DIRECTIVE :: Restate the material word for word and leave out anything that is a picture.

(Collected data entries)
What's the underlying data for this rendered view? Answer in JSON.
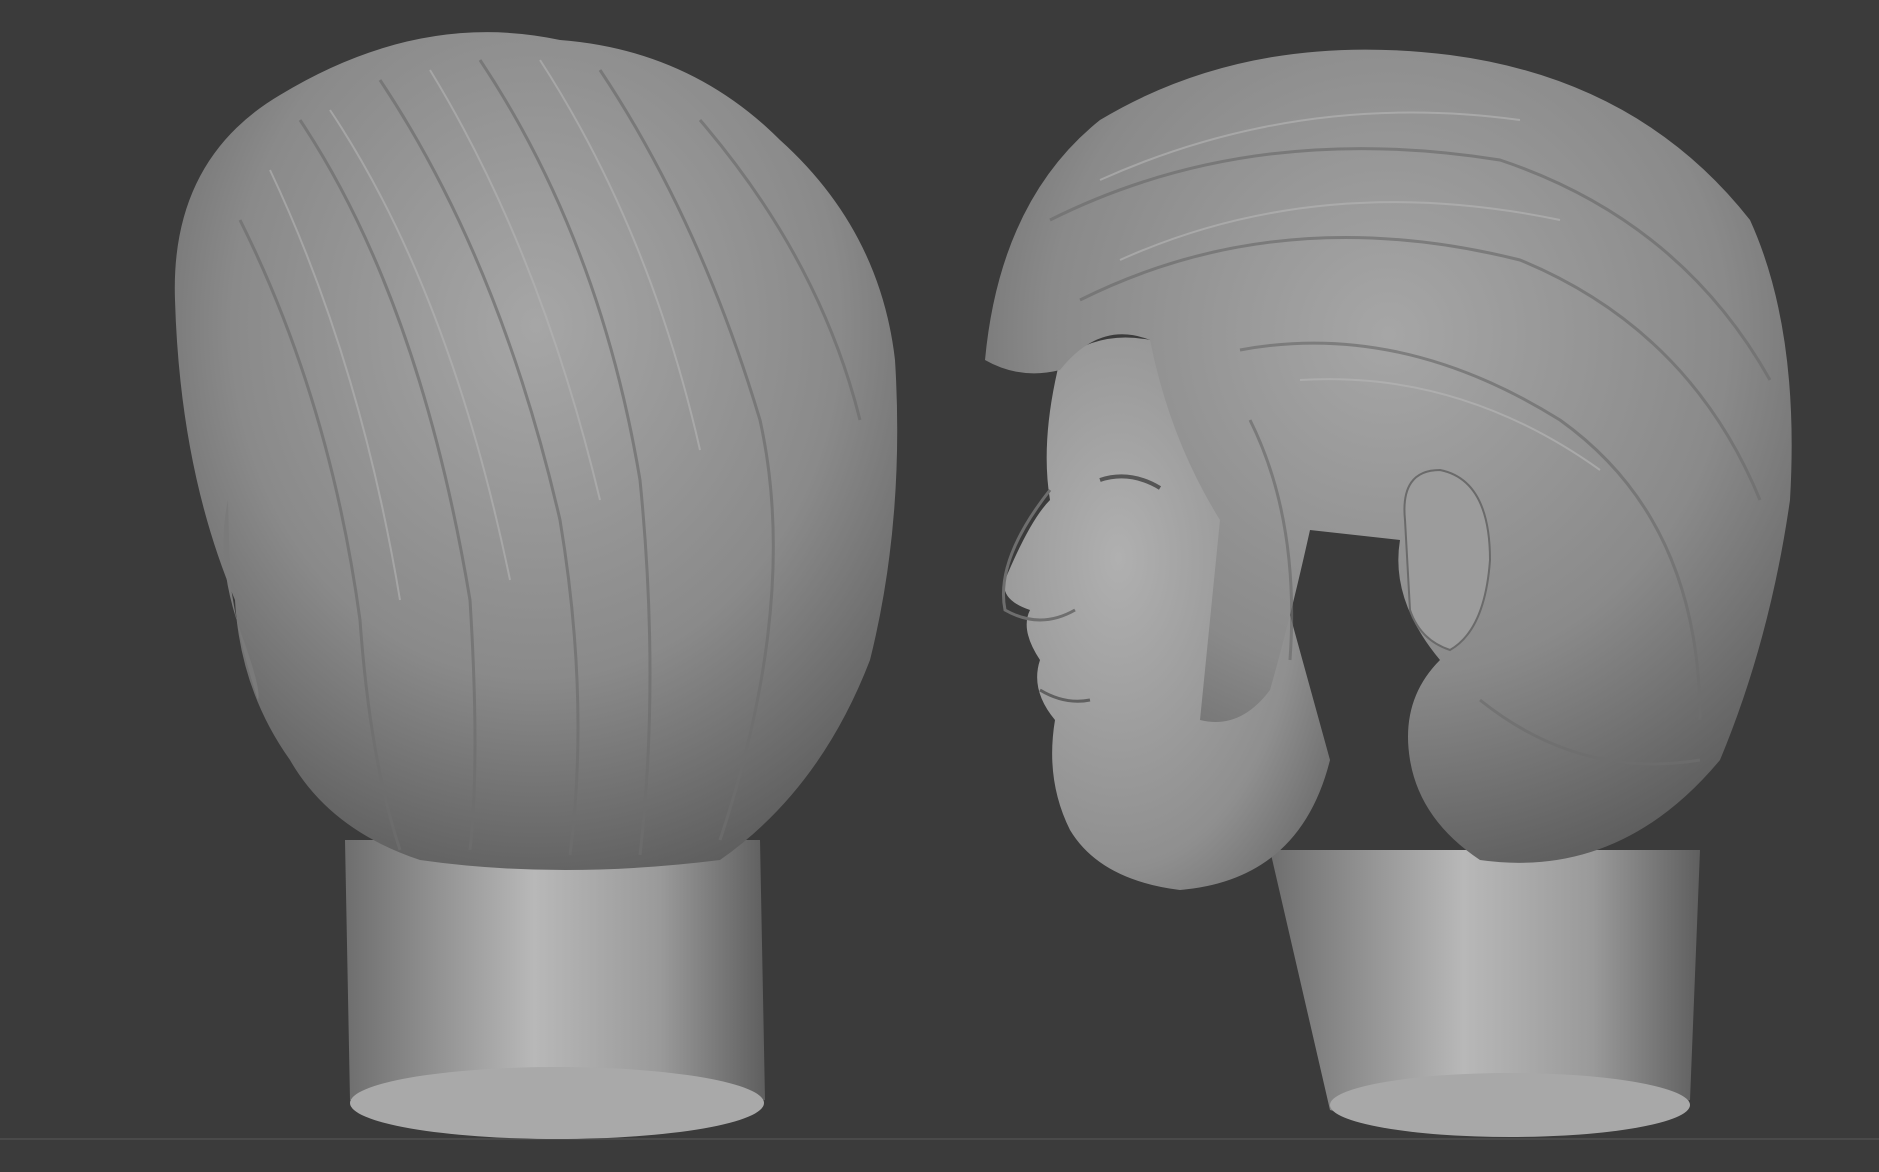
{
  "scene": {
    "background_color": "#3b3b3b",
    "sculpt_color": "#8c8c8c",
    "models": [
      {
        "name": "head-sculpt-back-view"
      },
      {
        "name": "head-sculpt-side-profile-view"
      }
    ]
  }
}
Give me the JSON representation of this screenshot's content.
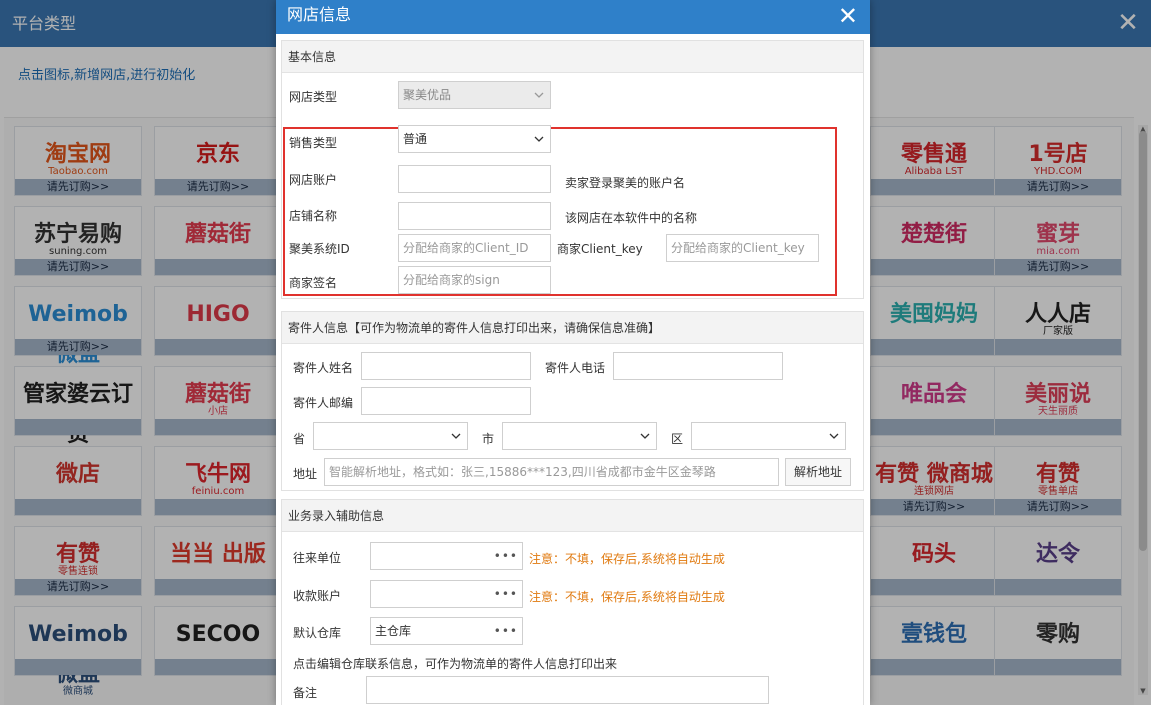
{
  "background": {
    "title": "平台类型",
    "hint": "点击图标,新增网店,进行初始化",
    "subscribe_label": "请先订购>>",
    "tiles": [
      {
        "logo": "淘宝网",
        "sub": "Taobao.com",
        "color": "#e4571b",
        "bar": "请先订购>>"
      },
      {
        "logo": "京东",
        "sub": "",
        "color": "#d71c1c",
        "bar": "请先订购>>"
      },
      {
        "logo": "苏宁易购",
        "sub": "suning.com",
        "color": "#333333",
        "bar": "请先订购>>"
      },
      {
        "logo": "蘑菇街",
        "sub": "",
        "color": "#e63b50",
        "bar": ""
      },
      {
        "logo": "Weimob 微盟",
        "sub": "",
        "color": "#2c8fd6",
        "bar": "请先订购>>"
      },
      {
        "logo": "HIGO",
        "sub": "",
        "color": "#e03a4a",
        "bar": ""
      },
      {
        "logo": "管家婆云订货",
        "sub": "",
        "color": "#222222",
        "bar": ""
      },
      {
        "logo": "蘑菇街",
        "sub": "小店",
        "color": "#e63b50",
        "bar": ""
      },
      {
        "logo": "微店",
        "sub": "",
        "color": "#d3352f",
        "bar": ""
      },
      {
        "logo": "飞牛网",
        "sub": "feiniu.com",
        "color": "#e0262d",
        "bar": ""
      },
      {
        "logo": "有赞",
        "sub": "零售连锁",
        "color": "#d42f2f",
        "bar": "请先订购>>"
      },
      {
        "logo": "当当 出版",
        "sub": "",
        "color": "#e03a2c",
        "bar": ""
      },
      {
        "logo": "Weimob 微盟",
        "sub": "微商城",
        "color": "#2c4f7c",
        "bar": ""
      },
      {
        "logo": "SECOO",
        "sub": "",
        "color": "#222222",
        "bar": ""
      },
      {
        "logo": "零售通",
        "sub": "Alibaba LST",
        "color": "#d7262b",
        "bar": ""
      },
      {
        "logo": "1号店",
        "sub": "YHD.COM",
        "color": "#d72c2c",
        "bar": "请先订购>>"
      },
      {
        "logo": "楚楚街",
        "sub": "",
        "color": "#d12a63",
        "bar": ""
      },
      {
        "logo": "蜜芽",
        "sub": "mia.com",
        "color": "#e2496e",
        "bar": "请先订购>>"
      },
      {
        "logo": "美囤妈妈",
        "sub": "",
        "color": "#2bb0b0",
        "bar": ""
      },
      {
        "logo": "人人店",
        "sub": "厂家版",
        "color": "#222222",
        "bar": ""
      },
      {
        "logo": "唯品会",
        "sub": "",
        "color": "#d23b8c",
        "bar": ""
      },
      {
        "logo": "美丽说",
        "sub": "天生丽质",
        "color": "#e0405a",
        "bar": ""
      },
      {
        "logo": "有赞 微商城",
        "sub": "连锁网店",
        "color": "#d42f2f",
        "bar": "请先订购>>"
      },
      {
        "logo": "有赞",
        "sub": "零售单店",
        "color": "#d42f2f",
        "bar": "请先订购>>"
      },
      {
        "logo": "码头",
        "sub": "",
        "color": "#d8262d",
        "bar": ""
      },
      {
        "logo": "达令",
        "sub": "",
        "color": "#5a3f8a",
        "bar": ""
      },
      {
        "logo": "壹钱包",
        "sub": "",
        "color": "#2d6fb5",
        "bar": ""
      },
      {
        "logo": "零购",
        "sub": "",
        "color": "#333333",
        "bar": ""
      }
    ]
  },
  "modal": {
    "title": "网店信息",
    "close_icon": "close-icon",
    "basic": {
      "title": "基本信息",
      "shop_type_label": "网店类型",
      "shop_type_value": "聚美优品",
      "sale_type_label": "销售类型",
      "sale_type_value": "普通",
      "account_label": "网店账户",
      "account_value": "",
      "account_hint": "卖家登录聚美的账户名",
      "shop_name_label": "店铺名称",
      "shop_name_value": "",
      "shop_name_hint": "该网店在本软件中的名称",
      "system_id_label": "聚美系统ID",
      "system_id_placeholder": "分配给商家的Client_ID",
      "client_key_label": "商家Client_key",
      "client_key_placeholder": "分配给商家的Client_key",
      "sign_label": "商家签名",
      "sign_placeholder": "分配给商家的sign"
    },
    "sender": {
      "title": "寄件人信息【可作为物流单的寄件人信息打印出来，请确保信息准确】",
      "name_label": "寄件人姓名",
      "phone_label": "寄件人电话",
      "email_label": "寄件人邮编",
      "province_label": "省",
      "city_label": "市",
      "district_label": "区",
      "address_label": "地址",
      "address_placeholder": "智能解析地址，格式如：张三,15886***123,四川省成都市金牛区金琴路",
      "parse_button": "解析地址"
    },
    "business": {
      "title": "业务录入辅助信息",
      "partner_label": "往来单位",
      "partner_note": "注意：不填，保存后,系统将自动生成",
      "account_label": "收款账户",
      "account_note": "注意：不填，保存后,系统将自动生成",
      "warehouse_label": "默认仓库",
      "warehouse_value": "主仓库",
      "edit_warehouse_note": "点击编辑仓库联系信息，可作为物流单的寄件人信息打印出来",
      "remark_label": "备注",
      "more_dots": "•••"
    }
  }
}
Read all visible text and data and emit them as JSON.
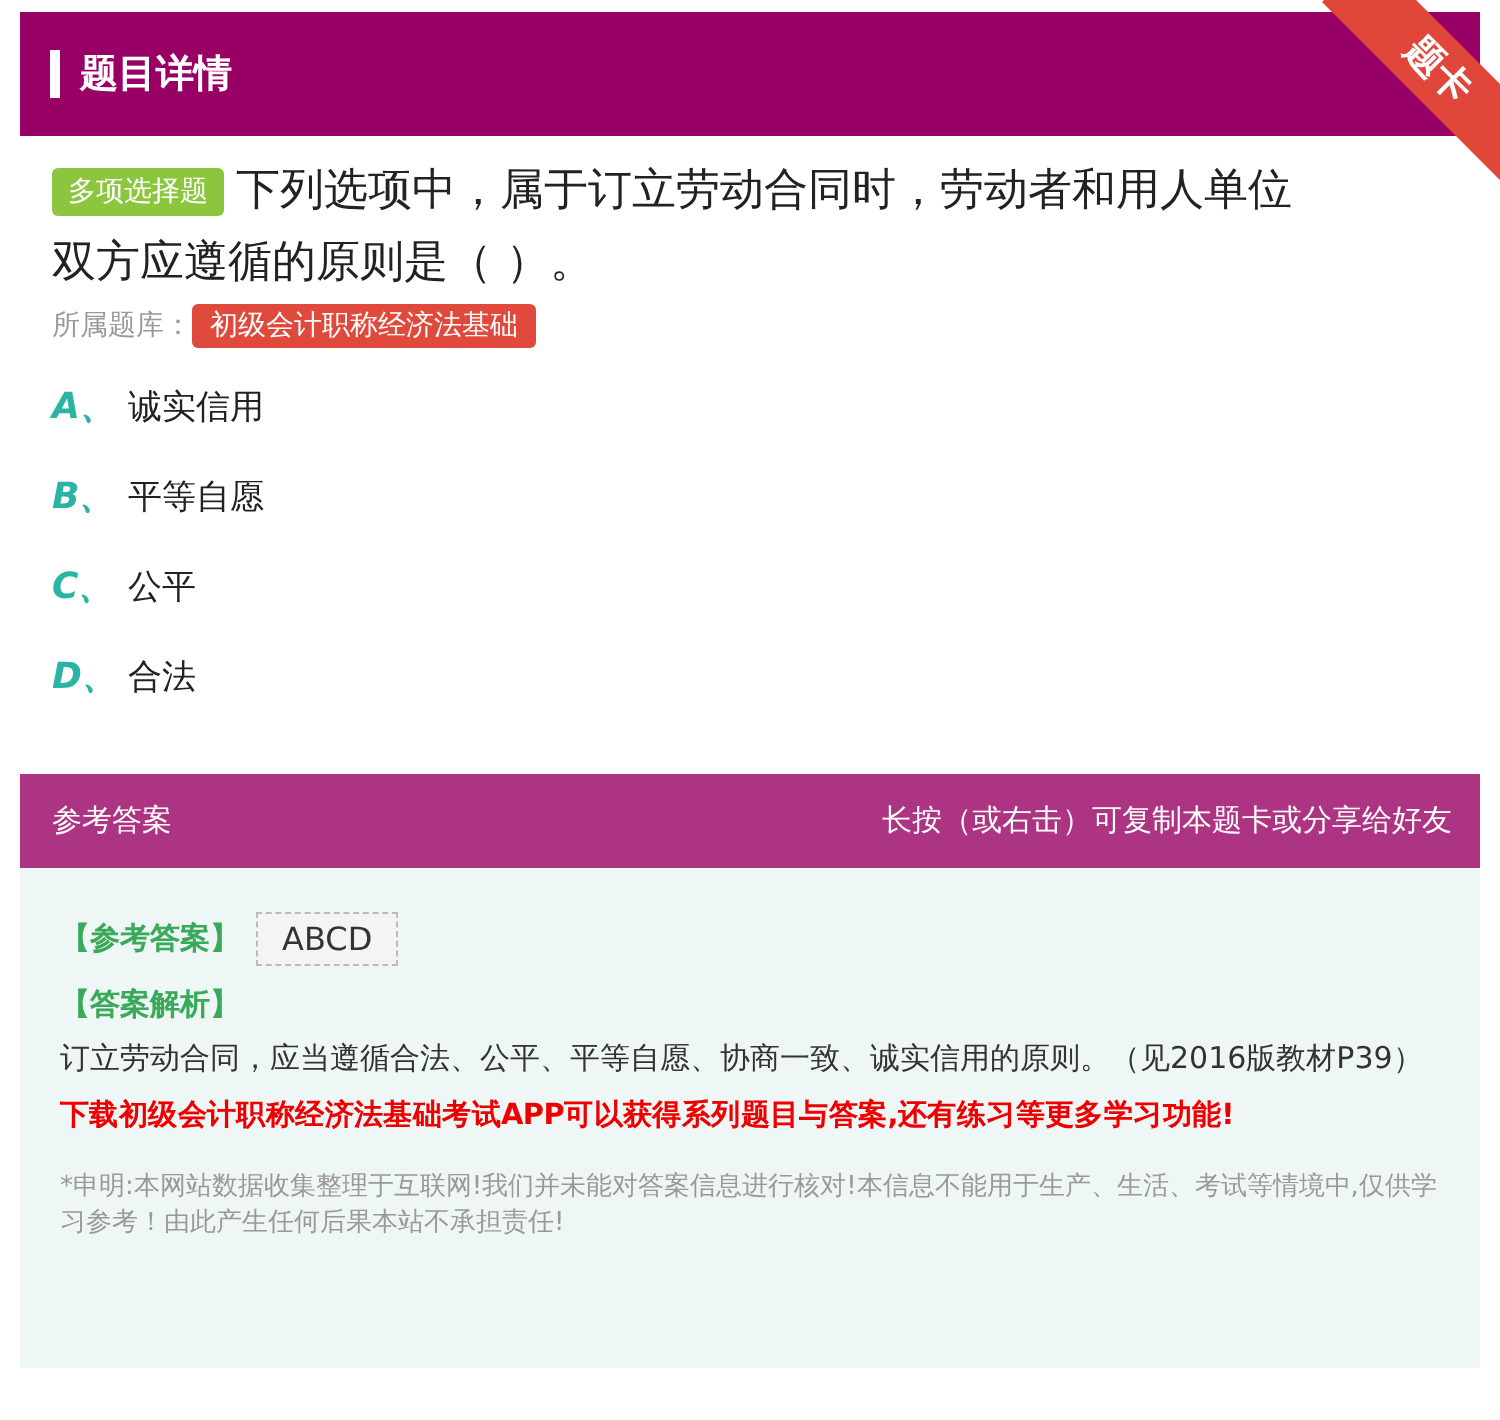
{
  "header": {
    "title": "题目详情",
    "ribbon": "题卡"
  },
  "question": {
    "type_badge": "多项选择题",
    "text_lines": [
      "下列选项中，属于订立劳动合同时，劳动者和用人单位",
      "双方应遵循的原则是（ ）。"
    ],
    "bank_label": "所属题库：",
    "bank": "初级会计职称经济法基础"
  },
  "options": [
    {
      "letter": "A、",
      "text": "诚实信用"
    },
    {
      "letter": "B、",
      "text": "平等自愿"
    },
    {
      "letter": "C、",
      "text": "公平"
    },
    {
      "letter": "D、",
      "text": "合法"
    }
  ],
  "answer_bar": {
    "title": "参考答案",
    "hint": "长按（或右击）可复制本题卡或分享给好友"
  },
  "answer": {
    "answer_label": "【参考答案】",
    "answer": "ABCD",
    "analysis_label": "【答案解析】",
    "analysis": "订立劳动合同，应当遵循合法、公平、平等自愿、协商一致、诚实信用的原则。（见2016版教材P39）",
    "promo": "下载初级会计职称经济法基础考试APP可以获得系列题目与答案,还有练习等更多学习功能!",
    "disclaimer": "*申明:本网站数据收集整理于互联网!我们并未能对答案信息进行核对!本信息不能用于生产、生活、考试等情境中,仅供学习参考！由此产生任何后果本站不承担责任!"
  }
}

SOLUTION TO THE EXERCISE ::
What's the underlying data for this rendered view? Answer in JSON.
{
  "scene": {
    "background_color": "#3b3b3b",
    "sculpt_color": "#8c8c8c",
    "models": [
      {
        "name": "head-sculpt-back-view"
      },
      {
        "name": "head-sculpt-side-profile-view"
      }
    ]
  }
}
Give me the JSON representation of this screenshot's content.
{
  "background": {
    "title": "平台类型",
    "hint": "点击图标,新增网店,进行初始化",
    "subscribe_label": "请先订购>>",
    "tiles": [
      {
        "logo": "淘宝网",
        "sub": "Taobao.com",
        "color": "#e4571b",
        "bar": "请先订购>>"
      },
      {
        "logo": "京东",
        "sub": "",
        "color": "#d71c1c",
        "bar": "请先订购>>"
      },
      {
        "logo": "苏宁易购",
        "sub": "suning.com",
        "color": "#333333",
        "bar": "请先订购>>"
      },
      {
        "logo": "蘑菇街",
        "sub": "",
        "color": "#e63b50",
        "bar": ""
      },
      {
        "logo": "Weimob 微盟",
        "sub": "",
        "color": "#2c8fd6",
        "bar": "请先订购>>"
      },
      {
        "logo": "HIGO",
        "sub": "",
        "color": "#e03a4a",
        "bar": ""
      },
      {
        "logo": "管家婆云订货",
        "sub": "",
        "color": "#222222",
        "bar": ""
      },
      {
        "logo": "蘑菇街",
        "sub": "小店",
        "color": "#e63b50",
        "bar": ""
      },
      {
        "logo": "微店",
        "sub": "",
        "color": "#d3352f",
        "bar": ""
      },
      {
        "logo": "飞牛网",
        "sub": "feiniu.com",
        "color": "#e0262d",
        "bar": ""
      },
      {
        "logo": "有赞",
        "sub": "零售连锁",
        "color": "#d42f2f",
        "bar": "请先订购>>"
      },
      {
        "logo": "当当 出版",
        "sub": "",
        "color": "#e03a2c",
        "bar": ""
      },
      {
        "logo": "Weimob 微盟",
        "sub": "微商城",
        "color": "#2c4f7c",
        "bar": ""
      },
      {
        "logo": "SECOO",
        "sub": "",
        "color": "#222222",
        "bar": ""
      },
      {
        "logo": "零售通",
        "sub": "Alibaba LST",
        "color": "#d7262b",
        "bar": ""
      },
      {
        "logo": "1号店",
        "sub": "YHD.COM",
        "color": "#d72c2c",
        "bar": "请先订购>>"
      },
      {
        "logo": "楚楚街",
        "sub": "",
        "color": "#d12a63",
        "bar": ""
      },
      {
        "logo": "蜜芽",
        "sub": "mia.com",
        "color": "#e2496e",
        "bar": "请先订购>>"
      },
      {
        "logo": "美囤妈妈",
        "sub": "",
        "color": "#2bb0b0",
        "bar": ""
      },
      {
        "logo": "人人店",
        "sub": "厂家版",
        "color": "#222222",
        "bar": ""
      },
      {
        "logo": "唯品会",
        "sub": "",
        "color": "#d23b8c",
        "bar": ""
      },
      {
        "logo": "美丽说",
        "sub": "天生丽质",
        "color": "#e0405a",
        "bar": ""
      },
      {
        "logo": "有赞 微商城",
        "sub": "连锁网店",
        "color": "#d42f2f",
        "bar": "请先订购>>"
      },
      {
        "logo": "有赞",
        "sub": "零售单店",
        "color": "#d42f2f",
        "bar": "请先订购>>"
      },
      {
        "logo": "码头",
        "sub": "",
        "color": "#d8262d",
        "bar": ""
      },
      {
        "logo": "达令",
        "sub": "",
        "color": "#5a3f8a",
        "bar": ""
      },
      {
        "logo": "壹钱包",
        "sub": "",
        "color": "#2d6fb5",
        "bar": ""
      },
      {
        "logo": "零购",
        "sub": "",
        "color": "#333333",
        "bar": ""
      }
    ]
  },
  "modal": {
    "title": "网店信息",
    "close_icon": "close-icon",
    "basic": {
      "title": "基本信息",
      "shop_type_label": "网店类型",
      "shop_type_value": "聚美优品",
      "sale_type_label": "销售类型",
      "sale_type_value": "普通",
      "account_label": "网店账户",
      "account_value": "",
      "account_hint": "卖家登录聚美的账户名",
      "shop_name_label": "店铺名称",
      "shop_name_value": "",
      "shop_name_hint": "该网店在本软件中的名称",
      "system_id_label": "聚美系统ID",
      "system_id_placeholder": "分配给商家的Client_ID",
      "client_key_label": "商家Client_key",
      "client_key_placeholder": "分配给商家的Client_key",
      "sign_label": "商家签名",
      "sign_placeholder": "分配给商家的sign"
    },
    "sender": {
      "title": "寄件人信息【可作为物流单的寄件人信息打印出来，请确保信息准确】",
      "name_label": "寄件人姓名",
      "phone_label": "寄件人电话",
      "email_label": "寄件人邮编",
      "province_label": "省",
      "city_label": "市",
      "district_label": "区",
      "address_label": "地址",
      "address_placeholder": "智能解析地址，格式如：张三,15886***123,四川省成都市金牛区金琴路",
      "parse_button": "解析地址"
    },
    "business": {
      "title": "业务录入辅助信息",
      "partner_label": "往来单位",
      "partner_note": "注意：不填，保存后,系统将自动生成",
      "account_label": "收款账户",
      "account_note": "注意：不填，保存后,系统将自动生成",
      "warehouse_label": "默认仓库",
      "warehouse_value": "主仓库",
      "edit_warehouse_note": "点击编辑仓库联系信息，可作为物流单的寄件人信息打印出来",
      "remark_label": "备注",
      "more_dots": "•••"
    }
  }
}
Read all visible text and data and emit them as JSON.
{
  "header": {
    "title": "题目详情",
    "ribbon": "题卡"
  },
  "question": {
    "type_badge": "多项选择题",
    "text_lines": [
      "下列选项中，属于订立劳动合同时，劳动者和用人单位",
      "双方应遵循的原则是（ ）。"
    ],
    "bank_label": "所属题库：",
    "bank": "初级会计职称经济法基础"
  },
  "options": [
    {
      "letter": "A、",
      "text": "诚实信用"
    },
    {
      "letter": "B、",
      "text": "平等自愿"
    },
    {
      "letter": "C、",
      "text": "公平"
    },
    {
      "letter": "D、",
      "text": "合法"
    }
  ],
  "answer_bar": {
    "title": "参考答案",
    "hint": "长按（或右击）可复制本题卡或分享给好友"
  },
  "answer": {
    "answer_label": "【参考答案】",
    "answer": "ABCD",
    "analysis_label": "【答案解析】",
    "analysis": "订立劳动合同，应当遵循合法、公平、平等自愿、协商一致、诚实信用的原则。（见2016版教材P39）",
    "promo": "下载初级会计职称经济法基础考试APP可以获得系列题目与答案,还有练习等更多学习功能!",
    "disclaimer": "*申明:本网站数据收集整理于互联网!我们并未能对答案信息进行核对!本信息不能用于生产、生活、考试等情境中,仅供学习参考！由此产生任何后果本站不承担责任!"
  }
}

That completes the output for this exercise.